**Aim of the exercise**
Will you transcribe the entries that follow, exactly and in full?

**Data provided**
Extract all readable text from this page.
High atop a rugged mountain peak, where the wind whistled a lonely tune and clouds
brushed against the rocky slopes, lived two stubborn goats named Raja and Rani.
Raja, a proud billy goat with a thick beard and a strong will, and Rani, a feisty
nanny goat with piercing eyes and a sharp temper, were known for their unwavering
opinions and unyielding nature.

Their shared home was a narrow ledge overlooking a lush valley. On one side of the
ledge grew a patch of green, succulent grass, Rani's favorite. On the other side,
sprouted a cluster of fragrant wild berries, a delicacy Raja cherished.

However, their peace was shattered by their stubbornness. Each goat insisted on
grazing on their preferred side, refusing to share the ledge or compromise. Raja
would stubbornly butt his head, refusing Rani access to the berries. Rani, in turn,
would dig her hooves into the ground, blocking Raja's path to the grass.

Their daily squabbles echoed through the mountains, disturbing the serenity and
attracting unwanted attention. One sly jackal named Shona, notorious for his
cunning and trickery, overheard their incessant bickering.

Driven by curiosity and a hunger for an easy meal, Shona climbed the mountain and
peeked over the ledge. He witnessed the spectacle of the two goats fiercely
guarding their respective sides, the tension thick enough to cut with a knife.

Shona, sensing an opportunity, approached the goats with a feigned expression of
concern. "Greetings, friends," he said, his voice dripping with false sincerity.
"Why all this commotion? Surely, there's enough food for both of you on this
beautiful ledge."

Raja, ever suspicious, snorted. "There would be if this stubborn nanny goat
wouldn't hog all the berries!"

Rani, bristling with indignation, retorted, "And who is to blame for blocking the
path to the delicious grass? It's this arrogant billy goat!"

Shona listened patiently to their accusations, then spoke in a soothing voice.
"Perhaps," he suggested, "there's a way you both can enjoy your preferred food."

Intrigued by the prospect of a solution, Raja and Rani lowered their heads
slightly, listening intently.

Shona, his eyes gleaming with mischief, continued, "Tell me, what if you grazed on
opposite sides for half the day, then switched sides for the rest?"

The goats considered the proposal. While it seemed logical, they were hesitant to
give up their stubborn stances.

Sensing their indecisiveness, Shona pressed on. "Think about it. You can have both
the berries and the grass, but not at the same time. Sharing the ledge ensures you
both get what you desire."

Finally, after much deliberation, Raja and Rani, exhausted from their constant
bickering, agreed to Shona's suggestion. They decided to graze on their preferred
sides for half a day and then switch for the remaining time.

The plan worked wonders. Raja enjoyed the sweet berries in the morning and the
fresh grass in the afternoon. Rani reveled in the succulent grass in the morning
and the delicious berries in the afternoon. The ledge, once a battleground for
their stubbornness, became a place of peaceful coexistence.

**Solution**
Extract all readable text from this page.
High atop a rugged mountain peak, where the wind whistled a lonely tune and clouds
brushed against the rocky slopes, lived two stubborn goats named Raja and Rani.
Raja, a proud billy goat with a thick beard and a strong will, and Rani, a feisty
nanny goat with piercing eyes and a sharp temper, were known for their unwavering
opinions and unyielding nature.

Their shared home was a narrow ledge overlooking a lush valley. On one side of the
ledge grew a patch of green, succulent grass, Rani's favorite. On the other side,
sprouted a cluster of fragrant wild berries, a delicacy Raja cherished.

However, their peace was shattered by their stubbornness. Each goat insisted on
grazing on their preferred side, refusing to share the ledge or compromise. Raja
would stubbornly butt his head, refusing Rani access to the berries. Rani, in turn,
would dig her hooves into the ground, blocking Raja's path to the grass.

Their daily squabbles echoed through the mountains, disturbing the serenity and
attracting unwanted attention. One sly jackal named Shona, notorious for his
cunning and trickery, overheard their incessant bickering.

Driven by curiosity and a hunger for an easy meal, Shona climbed the mountain and
peeked over the ledge. He witnessed the spectacle of the two goats fiercely
guarding their respective sides, the tension thick enough to cut with a knife.

Shona, sensing an opportunity, approached the goats with a feigned expression of
concern. "Greetings, friends," he said, his voice dripping with false sincerity.
"Why all this commotion? Surely, there's enough food for both of you on this
beautiful ledge."

Raja, ever suspicious, snorted. "There would be if this stubborn nanny goat
wouldn't hog all the berries!"

Rani, bristling with indignation, retorted, "And who is to blame for blocking the
path to the delicious grass? It's this arrogant billy goat!"

Shona listened patiently to their accusations, then spoke in a soothing voice.
"Perhaps," he suggested, "there's a way you both can enjoy your preferred food."

Intrigued by the prospect of a solution, Raja and Rani lowered their heads
slightly, listening intently.

Shona, his eyes gleaming with mischief, continued, "Tell me, what if you grazed on
opposite sides for half the day, then switched sides for the rest?"

The goats considered the proposal. While it seemed logical, they were hesitant to
give up their stubborn stances.

Sensing their indecisiveness, Shona pressed on. "Think about it. You can have both
the berries and the grass, but not at the same time. Sharing the ledge ensures you
both get what you desire."

Finally, after much deliberation, Raja and Rani, exhausted from their constant
bickering, agreed to Shona's suggestion. They decided to graze on their preferred
sides for half a day and then switch for the remaining time.

The plan worked wonders. Raja enjoyed the sweet berries in the morning and the
fresh grass in the afternoon. Rani reveled in the succulent grass in the morning
and the delicious berries in the afternoon. The ledge, once a battleground for
their stubbornness, became a place of peaceful coexistence.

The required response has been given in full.